• **WHAT YOU WILL DO**: In the lines below, how many hold the word "quantum"? Answer only with the number.

Begin RECORDS FOR PROCESSING

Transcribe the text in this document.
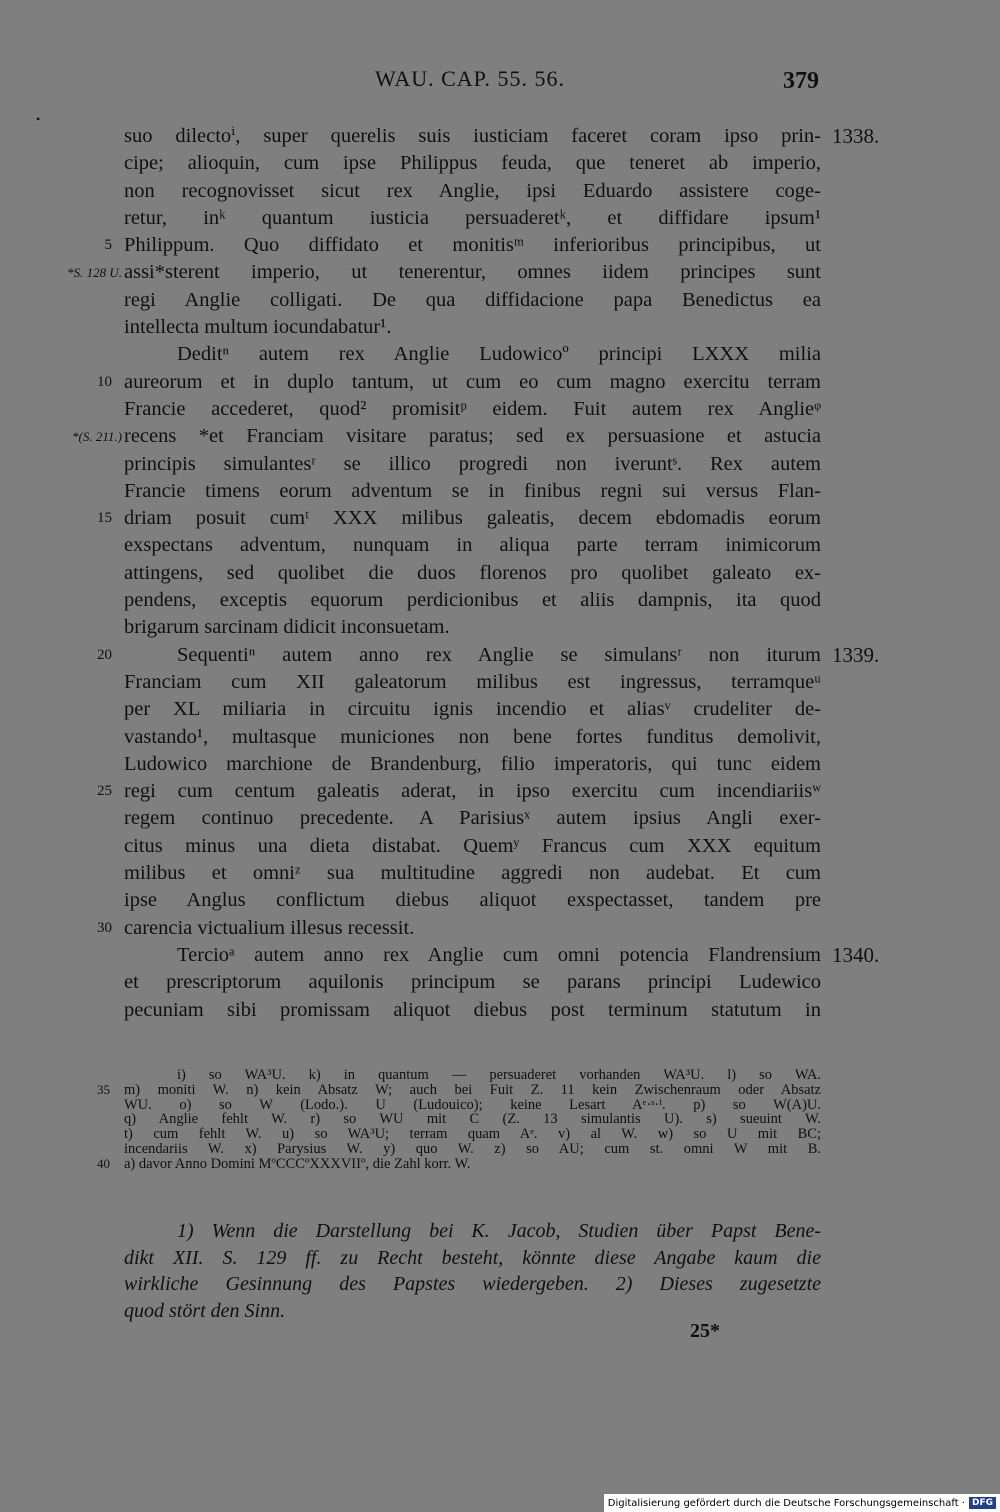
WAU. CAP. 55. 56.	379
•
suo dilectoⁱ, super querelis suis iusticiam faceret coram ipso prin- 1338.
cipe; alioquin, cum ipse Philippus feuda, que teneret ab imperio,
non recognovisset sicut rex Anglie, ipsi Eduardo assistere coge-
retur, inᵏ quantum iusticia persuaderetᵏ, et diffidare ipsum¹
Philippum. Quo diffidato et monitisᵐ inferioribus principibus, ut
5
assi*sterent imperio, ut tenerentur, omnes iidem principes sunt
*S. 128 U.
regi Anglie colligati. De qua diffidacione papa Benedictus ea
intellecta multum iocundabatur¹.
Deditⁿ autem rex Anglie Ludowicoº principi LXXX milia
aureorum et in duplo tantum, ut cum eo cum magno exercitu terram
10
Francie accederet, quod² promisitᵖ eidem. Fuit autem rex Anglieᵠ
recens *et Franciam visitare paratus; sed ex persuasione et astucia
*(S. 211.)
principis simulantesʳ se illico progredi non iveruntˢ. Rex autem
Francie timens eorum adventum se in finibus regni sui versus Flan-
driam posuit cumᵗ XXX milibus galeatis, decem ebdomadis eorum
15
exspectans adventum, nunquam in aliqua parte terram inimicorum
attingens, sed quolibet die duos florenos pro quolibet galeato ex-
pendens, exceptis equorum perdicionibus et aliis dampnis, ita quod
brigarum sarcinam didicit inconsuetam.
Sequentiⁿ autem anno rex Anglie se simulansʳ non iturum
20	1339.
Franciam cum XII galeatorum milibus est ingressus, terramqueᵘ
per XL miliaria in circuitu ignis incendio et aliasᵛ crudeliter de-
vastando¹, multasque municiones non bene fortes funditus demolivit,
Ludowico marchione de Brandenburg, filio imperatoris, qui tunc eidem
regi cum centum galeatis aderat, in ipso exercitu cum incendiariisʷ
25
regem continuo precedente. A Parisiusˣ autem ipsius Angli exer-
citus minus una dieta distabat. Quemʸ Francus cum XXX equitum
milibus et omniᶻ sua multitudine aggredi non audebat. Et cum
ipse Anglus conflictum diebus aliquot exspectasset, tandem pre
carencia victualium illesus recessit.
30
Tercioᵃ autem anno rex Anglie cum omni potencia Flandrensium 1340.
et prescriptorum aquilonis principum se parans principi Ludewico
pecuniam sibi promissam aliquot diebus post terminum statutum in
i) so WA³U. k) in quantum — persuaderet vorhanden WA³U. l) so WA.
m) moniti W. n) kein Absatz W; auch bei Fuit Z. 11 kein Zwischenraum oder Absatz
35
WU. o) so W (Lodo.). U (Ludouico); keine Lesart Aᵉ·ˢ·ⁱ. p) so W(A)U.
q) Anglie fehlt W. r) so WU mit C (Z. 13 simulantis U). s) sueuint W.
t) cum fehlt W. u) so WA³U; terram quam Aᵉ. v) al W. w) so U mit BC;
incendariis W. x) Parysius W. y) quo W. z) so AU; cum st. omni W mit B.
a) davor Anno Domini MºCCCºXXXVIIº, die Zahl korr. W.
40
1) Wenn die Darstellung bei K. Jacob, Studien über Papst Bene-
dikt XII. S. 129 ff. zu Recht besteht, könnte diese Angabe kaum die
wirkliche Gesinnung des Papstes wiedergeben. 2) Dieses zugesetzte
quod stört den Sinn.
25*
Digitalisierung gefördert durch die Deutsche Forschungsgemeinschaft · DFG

End RECORDS FOR PROCESSING

• **WRITTEN RESPONSE**: 2